----- Records shown

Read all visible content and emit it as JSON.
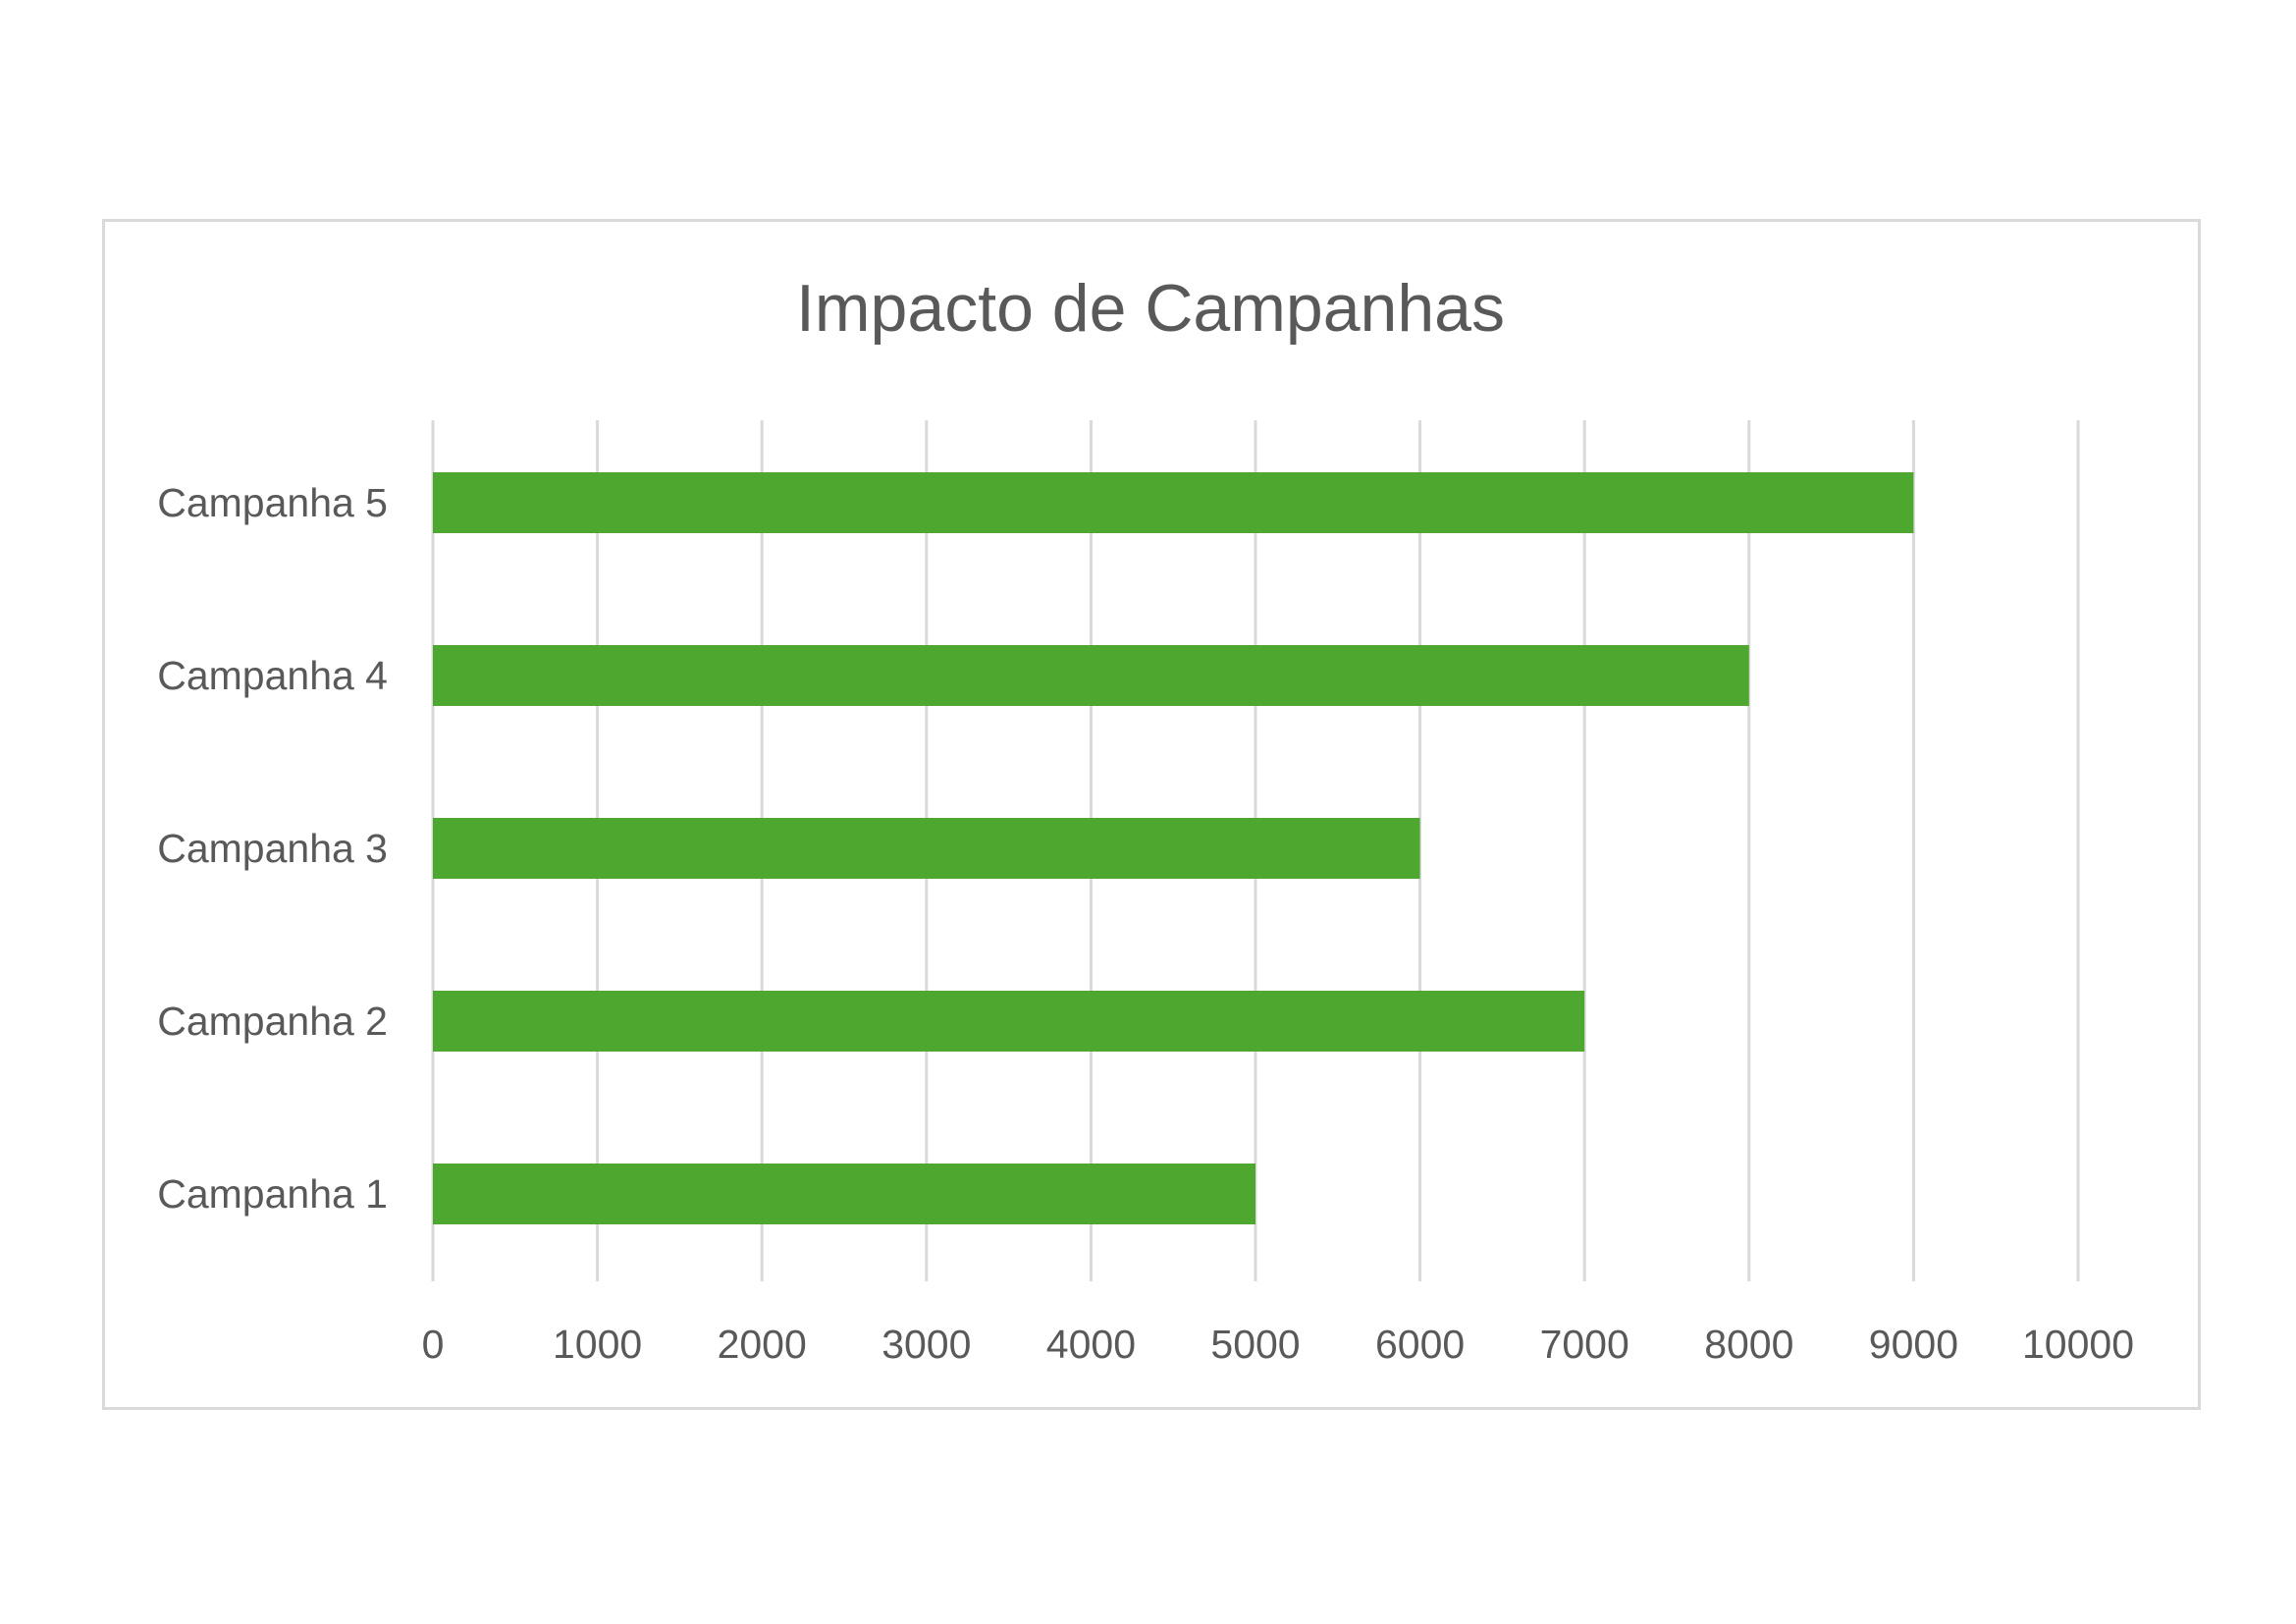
{
  "chart_data": {
    "type": "bar",
    "orientation": "horizontal",
    "title": "Impacto de Campanhas",
    "categories": [
      "Campanha 1",
      "Campanha 2",
      "Campanha 3",
      "Campanha 4",
      "Campanha 5"
    ],
    "values": [
      5000,
      7000,
      6000,
      8000,
      9000
    ],
    "xlim": [
      0,
      10000
    ],
    "xticks": [
      "0",
      "1000",
      "2000",
      "3000",
      "4000",
      "5000",
      "6000",
      "7000",
      "8000",
      "9000",
      "10000"
    ],
    "grid": "vertical",
    "legend": "none",
    "bar_color": "#4ea72e"
  }
}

----------

Directions for this task:
Quote every record above exactly, leaving out the pictures.

Solution for this task:
Read all visible content and emit it as JSON.
{
  "chart_data": {
    "type": "bar",
    "orientation": "horizontal",
    "title": "Impacto de Campanhas",
    "categories": [
      "Campanha 1",
      "Campanha 2",
      "Campanha 3",
      "Campanha 4",
      "Campanha 5"
    ],
    "values": [
      5000,
      7000,
      6000,
      8000,
      9000
    ],
    "xlim": [
      0,
      10000
    ],
    "xticks": [
      "0",
      "1000",
      "2000",
      "3000",
      "4000",
      "5000",
      "6000",
      "7000",
      "8000",
      "9000",
      "10000"
    ],
    "grid": "vertical",
    "legend": "none",
    "bar_color": "#4ea72e"
  }
}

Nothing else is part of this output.